**Available records:**

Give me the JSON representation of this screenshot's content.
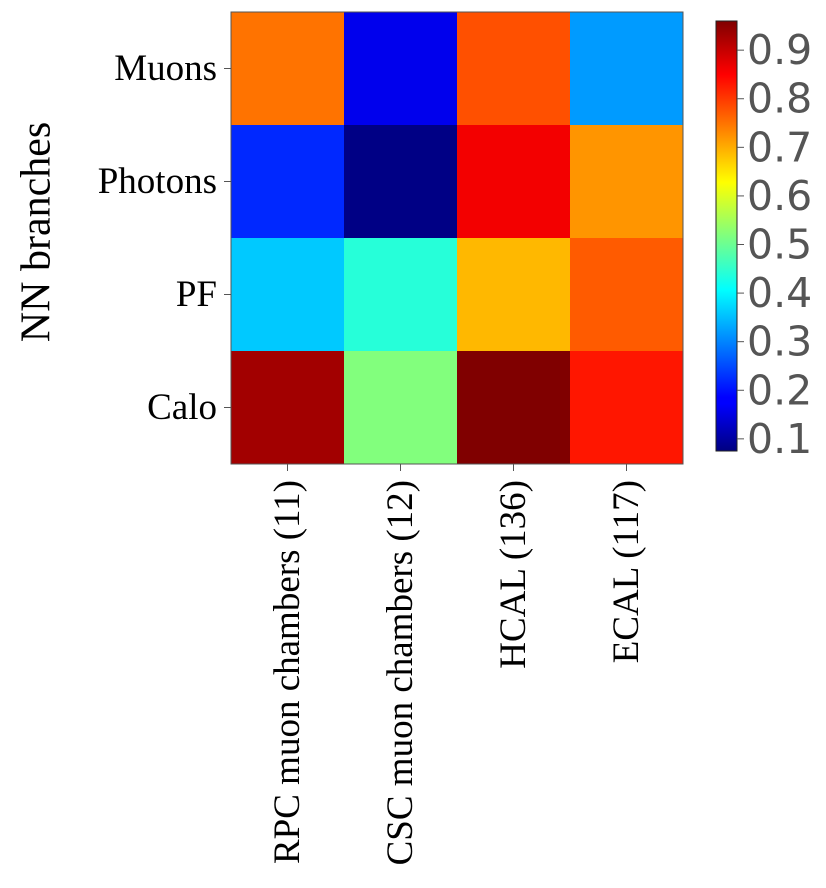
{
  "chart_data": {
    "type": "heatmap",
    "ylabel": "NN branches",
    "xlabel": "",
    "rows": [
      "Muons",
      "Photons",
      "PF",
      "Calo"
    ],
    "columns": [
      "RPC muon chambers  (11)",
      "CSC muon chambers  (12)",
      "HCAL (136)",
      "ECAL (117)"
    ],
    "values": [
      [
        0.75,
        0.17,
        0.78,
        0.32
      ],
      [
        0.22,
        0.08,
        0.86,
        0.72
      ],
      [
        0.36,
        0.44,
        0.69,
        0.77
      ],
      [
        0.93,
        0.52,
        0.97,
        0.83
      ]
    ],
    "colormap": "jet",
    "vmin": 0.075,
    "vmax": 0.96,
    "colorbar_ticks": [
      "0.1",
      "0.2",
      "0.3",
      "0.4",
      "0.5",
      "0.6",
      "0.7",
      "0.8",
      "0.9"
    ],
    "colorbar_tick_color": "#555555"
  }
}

**What is being asked:**
Extract the entries in full, exactly as they are, minus the pictures.

**Solution to this task:**
Give me the JSON representation of this screenshot's content.
{
  "chart_data": {
    "type": "heatmap",
    "ylabel": "NN branches",
    "xlabel": "",
    "rows": [
      "Muons",
      "Photons",
      "PF",
      "Calo"
    ],
    "columns": [
      "RPC muon chambers  (11)",
      "CSC muon chambers  (12)",
      "HCAL (136)",
      "ECAL (117)"
    ],
    "values": [
      [
        0.75,
        0.17,
        0.78,
        0.32
      ],
      [
        0.22,
        0.08,
        0.86,
        0.72
      ],
      [
        0.36,
        0.44,
        0.69,
        0.77
      ],
      [
        0.93,
        0.52,
        0.97,
        0.83
      ]
    ],
    "colormap": "jet",
    "vmin": 0.075,
    "vmax": 0.96,
    "colorbar_ticks": [
      "0.1",
      "0.2",
      "0.3",
      "0.4",
      "0.5",
      "0.6",
      "0.7",
      "0.8",
      "0.9"
    ],
    "colorbar_tick_color": "#555555"
  }
}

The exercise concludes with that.